Records from a dataset:
● ● ● ● ● ● ●
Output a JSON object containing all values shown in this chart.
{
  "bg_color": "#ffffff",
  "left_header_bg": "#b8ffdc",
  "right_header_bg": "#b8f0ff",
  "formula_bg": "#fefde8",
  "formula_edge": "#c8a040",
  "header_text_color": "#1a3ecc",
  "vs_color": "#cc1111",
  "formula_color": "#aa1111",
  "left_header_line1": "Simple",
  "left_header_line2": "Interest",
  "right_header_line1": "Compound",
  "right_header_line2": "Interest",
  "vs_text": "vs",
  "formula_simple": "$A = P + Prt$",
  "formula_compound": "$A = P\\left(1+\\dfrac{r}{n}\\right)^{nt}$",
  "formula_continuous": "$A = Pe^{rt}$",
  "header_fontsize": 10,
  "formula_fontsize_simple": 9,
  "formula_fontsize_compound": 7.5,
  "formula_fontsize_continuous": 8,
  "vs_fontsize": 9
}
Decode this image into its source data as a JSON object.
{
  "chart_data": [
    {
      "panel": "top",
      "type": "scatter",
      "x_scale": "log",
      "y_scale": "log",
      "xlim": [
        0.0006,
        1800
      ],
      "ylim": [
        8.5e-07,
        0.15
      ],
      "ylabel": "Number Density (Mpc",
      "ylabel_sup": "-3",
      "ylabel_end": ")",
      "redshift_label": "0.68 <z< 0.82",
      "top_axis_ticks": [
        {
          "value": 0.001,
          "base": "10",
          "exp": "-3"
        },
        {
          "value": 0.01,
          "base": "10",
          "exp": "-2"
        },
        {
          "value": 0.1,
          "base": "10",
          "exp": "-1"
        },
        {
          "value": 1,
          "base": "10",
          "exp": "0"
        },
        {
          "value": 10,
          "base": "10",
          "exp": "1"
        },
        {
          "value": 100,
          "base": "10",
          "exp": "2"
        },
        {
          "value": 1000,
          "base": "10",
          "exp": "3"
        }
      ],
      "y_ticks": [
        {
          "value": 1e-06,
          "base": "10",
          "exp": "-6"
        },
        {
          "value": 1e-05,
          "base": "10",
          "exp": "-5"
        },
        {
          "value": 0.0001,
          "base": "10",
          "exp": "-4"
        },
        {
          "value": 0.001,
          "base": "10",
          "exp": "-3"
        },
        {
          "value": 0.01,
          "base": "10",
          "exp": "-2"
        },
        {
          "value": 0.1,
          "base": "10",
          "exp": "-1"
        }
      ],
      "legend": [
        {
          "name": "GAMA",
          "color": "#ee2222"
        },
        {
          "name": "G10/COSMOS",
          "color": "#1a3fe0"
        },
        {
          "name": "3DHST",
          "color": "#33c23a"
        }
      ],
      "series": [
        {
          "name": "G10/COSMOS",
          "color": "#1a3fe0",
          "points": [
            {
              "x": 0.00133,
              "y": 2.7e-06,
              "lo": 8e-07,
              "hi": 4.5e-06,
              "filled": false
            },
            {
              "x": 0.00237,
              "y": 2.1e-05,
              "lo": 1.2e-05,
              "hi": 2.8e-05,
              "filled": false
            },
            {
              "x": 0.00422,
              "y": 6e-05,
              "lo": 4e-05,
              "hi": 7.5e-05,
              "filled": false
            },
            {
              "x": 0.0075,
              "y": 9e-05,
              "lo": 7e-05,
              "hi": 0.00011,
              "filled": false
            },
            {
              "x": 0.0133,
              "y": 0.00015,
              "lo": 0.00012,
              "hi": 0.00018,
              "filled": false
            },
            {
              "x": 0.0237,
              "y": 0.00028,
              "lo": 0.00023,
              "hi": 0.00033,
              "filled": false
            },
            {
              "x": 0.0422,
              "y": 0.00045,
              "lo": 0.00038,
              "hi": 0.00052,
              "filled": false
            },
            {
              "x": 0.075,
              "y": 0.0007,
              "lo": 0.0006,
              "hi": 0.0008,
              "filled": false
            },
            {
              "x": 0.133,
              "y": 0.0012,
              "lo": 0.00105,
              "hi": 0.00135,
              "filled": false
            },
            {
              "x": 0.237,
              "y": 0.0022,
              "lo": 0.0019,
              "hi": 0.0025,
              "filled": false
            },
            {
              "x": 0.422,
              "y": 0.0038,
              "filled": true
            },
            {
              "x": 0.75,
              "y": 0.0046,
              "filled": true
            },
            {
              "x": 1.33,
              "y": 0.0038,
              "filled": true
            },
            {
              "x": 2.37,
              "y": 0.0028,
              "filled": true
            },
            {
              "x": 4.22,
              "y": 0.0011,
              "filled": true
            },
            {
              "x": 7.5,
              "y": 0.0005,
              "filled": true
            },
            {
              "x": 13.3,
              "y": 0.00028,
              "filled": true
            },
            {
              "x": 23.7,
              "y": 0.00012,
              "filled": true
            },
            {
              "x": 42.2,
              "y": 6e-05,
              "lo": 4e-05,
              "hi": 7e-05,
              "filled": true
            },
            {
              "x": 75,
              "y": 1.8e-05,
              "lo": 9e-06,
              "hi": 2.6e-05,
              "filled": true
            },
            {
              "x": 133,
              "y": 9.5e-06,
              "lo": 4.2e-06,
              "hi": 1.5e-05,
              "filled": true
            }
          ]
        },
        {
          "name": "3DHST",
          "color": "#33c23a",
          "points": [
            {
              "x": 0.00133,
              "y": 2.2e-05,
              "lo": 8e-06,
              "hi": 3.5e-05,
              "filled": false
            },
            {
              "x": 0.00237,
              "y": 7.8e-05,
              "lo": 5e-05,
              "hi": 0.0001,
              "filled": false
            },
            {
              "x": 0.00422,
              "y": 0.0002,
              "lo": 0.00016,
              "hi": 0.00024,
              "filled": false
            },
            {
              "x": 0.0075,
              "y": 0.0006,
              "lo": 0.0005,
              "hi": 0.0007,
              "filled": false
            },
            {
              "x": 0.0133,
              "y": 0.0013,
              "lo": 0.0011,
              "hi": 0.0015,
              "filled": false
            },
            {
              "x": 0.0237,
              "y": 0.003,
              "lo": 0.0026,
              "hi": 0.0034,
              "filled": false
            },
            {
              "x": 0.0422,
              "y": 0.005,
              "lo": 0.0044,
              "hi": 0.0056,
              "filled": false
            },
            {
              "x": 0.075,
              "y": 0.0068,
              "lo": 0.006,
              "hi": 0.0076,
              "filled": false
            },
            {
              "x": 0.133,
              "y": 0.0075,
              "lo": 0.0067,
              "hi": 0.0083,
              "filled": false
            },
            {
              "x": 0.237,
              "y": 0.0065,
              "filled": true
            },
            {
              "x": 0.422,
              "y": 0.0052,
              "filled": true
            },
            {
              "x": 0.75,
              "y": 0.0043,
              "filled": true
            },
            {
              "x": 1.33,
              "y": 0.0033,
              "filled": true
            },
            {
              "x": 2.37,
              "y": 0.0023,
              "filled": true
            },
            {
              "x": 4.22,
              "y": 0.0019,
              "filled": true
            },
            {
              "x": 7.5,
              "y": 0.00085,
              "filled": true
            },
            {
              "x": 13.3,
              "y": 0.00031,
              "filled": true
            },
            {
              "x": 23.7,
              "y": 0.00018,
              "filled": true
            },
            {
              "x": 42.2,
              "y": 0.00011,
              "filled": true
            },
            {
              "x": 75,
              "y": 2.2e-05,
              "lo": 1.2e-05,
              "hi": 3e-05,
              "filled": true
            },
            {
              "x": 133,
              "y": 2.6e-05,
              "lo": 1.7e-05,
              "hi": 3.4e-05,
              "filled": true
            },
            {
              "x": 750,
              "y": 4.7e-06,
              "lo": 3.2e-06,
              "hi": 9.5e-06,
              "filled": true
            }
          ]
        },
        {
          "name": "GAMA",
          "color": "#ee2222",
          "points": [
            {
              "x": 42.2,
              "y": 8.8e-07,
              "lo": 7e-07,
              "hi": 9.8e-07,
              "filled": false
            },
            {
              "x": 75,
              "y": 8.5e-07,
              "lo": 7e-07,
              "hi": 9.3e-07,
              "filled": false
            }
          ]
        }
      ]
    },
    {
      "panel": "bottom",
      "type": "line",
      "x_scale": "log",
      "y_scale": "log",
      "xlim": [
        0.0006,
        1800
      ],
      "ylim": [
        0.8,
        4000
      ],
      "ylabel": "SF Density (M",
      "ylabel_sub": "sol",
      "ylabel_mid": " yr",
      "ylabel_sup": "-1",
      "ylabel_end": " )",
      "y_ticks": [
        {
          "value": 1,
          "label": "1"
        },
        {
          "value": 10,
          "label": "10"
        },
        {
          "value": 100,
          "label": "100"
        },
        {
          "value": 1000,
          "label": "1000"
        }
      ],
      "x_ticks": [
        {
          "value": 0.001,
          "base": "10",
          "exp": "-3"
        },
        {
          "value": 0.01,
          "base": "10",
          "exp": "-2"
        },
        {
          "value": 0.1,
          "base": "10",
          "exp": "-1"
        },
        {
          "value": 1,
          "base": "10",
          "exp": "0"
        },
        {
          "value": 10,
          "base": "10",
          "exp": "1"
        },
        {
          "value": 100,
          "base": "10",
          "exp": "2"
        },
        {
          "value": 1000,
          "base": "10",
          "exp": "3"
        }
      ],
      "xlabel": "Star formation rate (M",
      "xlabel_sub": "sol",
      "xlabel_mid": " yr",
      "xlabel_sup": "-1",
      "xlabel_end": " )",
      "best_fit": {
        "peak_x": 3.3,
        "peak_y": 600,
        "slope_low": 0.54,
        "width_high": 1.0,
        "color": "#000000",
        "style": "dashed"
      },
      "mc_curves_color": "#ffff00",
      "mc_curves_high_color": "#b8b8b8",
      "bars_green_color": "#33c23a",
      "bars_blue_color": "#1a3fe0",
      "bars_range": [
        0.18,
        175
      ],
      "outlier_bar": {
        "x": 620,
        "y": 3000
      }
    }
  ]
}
● ● ● ● ● ● ●
● **What needs to be done**: Every line holding "JSON" should be copied out.

● **Answer for this exercise**:
Output a JSON object containing all values shown in this chart.
Decode this image into its source data as a JSON object.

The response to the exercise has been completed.